PROBLEM TO WORK ON: Copy out all lines of the records in which the word "Separation" appears.

SUPPLIED DATA:

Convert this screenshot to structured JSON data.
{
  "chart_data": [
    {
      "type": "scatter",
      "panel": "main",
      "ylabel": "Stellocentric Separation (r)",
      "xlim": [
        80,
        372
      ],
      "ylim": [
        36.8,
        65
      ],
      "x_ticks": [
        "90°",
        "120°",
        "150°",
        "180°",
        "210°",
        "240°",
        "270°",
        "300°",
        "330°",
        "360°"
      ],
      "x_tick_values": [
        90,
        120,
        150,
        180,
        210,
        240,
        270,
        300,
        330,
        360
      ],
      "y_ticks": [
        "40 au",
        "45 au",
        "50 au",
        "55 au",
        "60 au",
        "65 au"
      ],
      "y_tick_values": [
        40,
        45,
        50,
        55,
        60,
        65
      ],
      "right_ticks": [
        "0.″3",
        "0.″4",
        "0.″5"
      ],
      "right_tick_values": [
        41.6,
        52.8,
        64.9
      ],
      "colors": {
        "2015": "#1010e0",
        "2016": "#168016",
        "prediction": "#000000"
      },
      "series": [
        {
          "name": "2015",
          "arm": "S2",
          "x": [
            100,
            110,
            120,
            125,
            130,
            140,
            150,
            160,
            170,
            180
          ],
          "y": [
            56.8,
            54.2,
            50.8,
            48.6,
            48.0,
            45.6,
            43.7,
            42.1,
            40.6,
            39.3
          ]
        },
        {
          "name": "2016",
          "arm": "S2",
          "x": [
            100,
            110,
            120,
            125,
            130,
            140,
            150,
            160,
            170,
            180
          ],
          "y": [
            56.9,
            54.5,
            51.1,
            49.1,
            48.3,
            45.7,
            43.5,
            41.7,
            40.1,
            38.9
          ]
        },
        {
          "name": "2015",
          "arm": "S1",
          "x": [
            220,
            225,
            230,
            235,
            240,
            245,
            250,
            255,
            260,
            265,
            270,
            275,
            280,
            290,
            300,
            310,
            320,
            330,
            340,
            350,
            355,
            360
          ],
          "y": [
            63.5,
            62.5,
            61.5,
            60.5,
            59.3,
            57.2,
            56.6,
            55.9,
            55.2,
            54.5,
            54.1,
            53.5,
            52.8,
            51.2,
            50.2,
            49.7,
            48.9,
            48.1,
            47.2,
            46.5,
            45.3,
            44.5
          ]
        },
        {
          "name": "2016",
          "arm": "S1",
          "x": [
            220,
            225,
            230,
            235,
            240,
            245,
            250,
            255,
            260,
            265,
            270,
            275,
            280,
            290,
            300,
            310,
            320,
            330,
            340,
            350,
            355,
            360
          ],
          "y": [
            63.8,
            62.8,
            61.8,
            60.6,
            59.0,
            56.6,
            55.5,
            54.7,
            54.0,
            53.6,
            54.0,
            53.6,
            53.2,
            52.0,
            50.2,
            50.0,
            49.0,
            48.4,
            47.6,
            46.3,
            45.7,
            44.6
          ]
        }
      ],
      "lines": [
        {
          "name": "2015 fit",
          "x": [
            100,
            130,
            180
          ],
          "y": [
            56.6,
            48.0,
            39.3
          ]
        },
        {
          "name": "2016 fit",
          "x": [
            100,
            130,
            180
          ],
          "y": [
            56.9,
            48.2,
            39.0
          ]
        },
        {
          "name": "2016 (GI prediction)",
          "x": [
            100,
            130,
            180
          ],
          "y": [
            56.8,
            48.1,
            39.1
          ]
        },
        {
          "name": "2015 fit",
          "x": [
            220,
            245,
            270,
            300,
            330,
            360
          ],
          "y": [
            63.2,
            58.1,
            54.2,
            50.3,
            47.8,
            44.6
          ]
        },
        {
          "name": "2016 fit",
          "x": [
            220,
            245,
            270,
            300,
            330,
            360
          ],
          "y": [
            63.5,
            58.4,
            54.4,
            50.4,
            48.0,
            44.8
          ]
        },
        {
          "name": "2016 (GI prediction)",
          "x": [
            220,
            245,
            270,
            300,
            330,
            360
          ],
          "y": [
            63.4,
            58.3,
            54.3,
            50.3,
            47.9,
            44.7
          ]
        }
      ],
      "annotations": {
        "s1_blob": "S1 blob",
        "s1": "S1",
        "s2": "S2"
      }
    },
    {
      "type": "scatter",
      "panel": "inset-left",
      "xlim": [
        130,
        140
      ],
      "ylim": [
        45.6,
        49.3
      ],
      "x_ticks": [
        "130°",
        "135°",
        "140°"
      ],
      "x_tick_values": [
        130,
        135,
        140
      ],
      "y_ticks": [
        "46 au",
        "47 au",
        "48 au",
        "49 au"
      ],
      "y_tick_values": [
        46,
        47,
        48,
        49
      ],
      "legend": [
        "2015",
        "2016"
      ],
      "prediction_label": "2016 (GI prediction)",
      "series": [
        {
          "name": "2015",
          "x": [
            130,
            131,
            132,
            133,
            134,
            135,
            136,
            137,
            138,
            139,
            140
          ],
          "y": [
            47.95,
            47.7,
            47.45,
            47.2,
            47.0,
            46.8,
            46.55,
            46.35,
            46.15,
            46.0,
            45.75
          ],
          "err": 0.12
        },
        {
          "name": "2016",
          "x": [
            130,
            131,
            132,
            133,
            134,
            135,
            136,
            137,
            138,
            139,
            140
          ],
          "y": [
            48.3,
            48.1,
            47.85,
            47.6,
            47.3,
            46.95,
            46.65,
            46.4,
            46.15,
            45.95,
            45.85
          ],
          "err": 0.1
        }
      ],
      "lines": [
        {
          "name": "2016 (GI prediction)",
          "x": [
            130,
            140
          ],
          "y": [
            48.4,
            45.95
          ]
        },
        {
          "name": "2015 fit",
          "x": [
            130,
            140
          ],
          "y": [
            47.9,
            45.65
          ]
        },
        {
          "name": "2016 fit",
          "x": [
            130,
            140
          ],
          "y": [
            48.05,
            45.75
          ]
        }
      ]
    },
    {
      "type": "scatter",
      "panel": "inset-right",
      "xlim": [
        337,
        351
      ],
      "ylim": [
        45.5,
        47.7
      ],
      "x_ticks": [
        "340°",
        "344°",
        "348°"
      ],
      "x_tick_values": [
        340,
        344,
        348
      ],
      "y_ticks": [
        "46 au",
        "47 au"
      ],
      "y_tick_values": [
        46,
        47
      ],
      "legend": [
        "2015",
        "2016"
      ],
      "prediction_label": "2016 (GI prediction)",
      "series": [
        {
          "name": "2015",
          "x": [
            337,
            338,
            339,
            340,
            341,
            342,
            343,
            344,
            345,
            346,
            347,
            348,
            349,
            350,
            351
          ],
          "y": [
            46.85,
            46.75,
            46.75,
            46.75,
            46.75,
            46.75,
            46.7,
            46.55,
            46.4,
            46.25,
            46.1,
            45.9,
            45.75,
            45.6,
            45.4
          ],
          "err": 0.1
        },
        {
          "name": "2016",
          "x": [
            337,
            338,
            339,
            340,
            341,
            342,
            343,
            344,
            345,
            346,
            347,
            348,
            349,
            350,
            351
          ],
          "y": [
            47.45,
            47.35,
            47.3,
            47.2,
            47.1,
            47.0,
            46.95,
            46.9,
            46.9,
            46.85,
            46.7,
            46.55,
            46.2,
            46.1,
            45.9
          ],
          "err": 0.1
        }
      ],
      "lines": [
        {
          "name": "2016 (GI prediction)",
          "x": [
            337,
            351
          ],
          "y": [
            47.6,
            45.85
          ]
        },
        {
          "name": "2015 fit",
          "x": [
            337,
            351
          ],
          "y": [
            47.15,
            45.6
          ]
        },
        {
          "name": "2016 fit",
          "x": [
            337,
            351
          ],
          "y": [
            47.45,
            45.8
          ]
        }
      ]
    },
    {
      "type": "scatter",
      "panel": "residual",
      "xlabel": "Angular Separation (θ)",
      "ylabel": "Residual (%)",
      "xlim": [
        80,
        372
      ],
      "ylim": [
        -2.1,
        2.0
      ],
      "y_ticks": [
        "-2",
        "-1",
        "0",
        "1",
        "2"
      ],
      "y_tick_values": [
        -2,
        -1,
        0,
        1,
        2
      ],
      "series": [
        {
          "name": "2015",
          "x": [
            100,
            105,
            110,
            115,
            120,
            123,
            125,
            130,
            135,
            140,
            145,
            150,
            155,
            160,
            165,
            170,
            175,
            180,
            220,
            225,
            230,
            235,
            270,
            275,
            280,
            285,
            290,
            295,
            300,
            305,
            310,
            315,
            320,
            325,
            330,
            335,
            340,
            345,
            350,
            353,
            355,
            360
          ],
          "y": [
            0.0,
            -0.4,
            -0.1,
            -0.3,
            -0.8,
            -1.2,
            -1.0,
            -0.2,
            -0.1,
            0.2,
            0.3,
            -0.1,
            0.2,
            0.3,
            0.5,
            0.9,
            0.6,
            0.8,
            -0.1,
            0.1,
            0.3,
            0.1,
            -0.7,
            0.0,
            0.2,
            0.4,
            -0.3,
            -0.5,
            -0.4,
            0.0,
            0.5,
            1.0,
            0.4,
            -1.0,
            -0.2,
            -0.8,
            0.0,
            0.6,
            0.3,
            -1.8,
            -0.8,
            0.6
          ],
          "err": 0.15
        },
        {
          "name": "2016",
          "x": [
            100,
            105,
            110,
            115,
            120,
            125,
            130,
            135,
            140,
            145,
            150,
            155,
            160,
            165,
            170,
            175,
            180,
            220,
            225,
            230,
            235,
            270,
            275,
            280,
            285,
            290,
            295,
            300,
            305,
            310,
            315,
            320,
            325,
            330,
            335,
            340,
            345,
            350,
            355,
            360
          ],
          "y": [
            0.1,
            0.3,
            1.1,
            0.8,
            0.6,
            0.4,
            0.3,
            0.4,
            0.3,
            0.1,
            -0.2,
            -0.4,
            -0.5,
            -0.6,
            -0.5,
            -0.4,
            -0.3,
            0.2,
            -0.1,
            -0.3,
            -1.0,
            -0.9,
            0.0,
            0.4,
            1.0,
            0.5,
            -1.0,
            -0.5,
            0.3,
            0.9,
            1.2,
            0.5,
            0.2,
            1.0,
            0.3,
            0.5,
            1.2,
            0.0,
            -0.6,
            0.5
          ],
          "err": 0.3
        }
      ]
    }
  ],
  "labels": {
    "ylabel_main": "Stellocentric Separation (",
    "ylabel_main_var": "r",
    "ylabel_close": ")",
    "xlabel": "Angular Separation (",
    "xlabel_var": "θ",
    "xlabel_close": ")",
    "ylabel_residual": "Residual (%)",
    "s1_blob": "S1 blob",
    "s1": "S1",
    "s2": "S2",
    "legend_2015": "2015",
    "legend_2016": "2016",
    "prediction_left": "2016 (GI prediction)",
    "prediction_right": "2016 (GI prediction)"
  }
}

TASK OUTPUT:
      "ylabel": "Stellocentric Separation (r)",
      "xlabel": "Angular Separation (θ)",
    "ylabel_main": "Stellocentric Separation (",
    "xlabel": "Angular Separation (",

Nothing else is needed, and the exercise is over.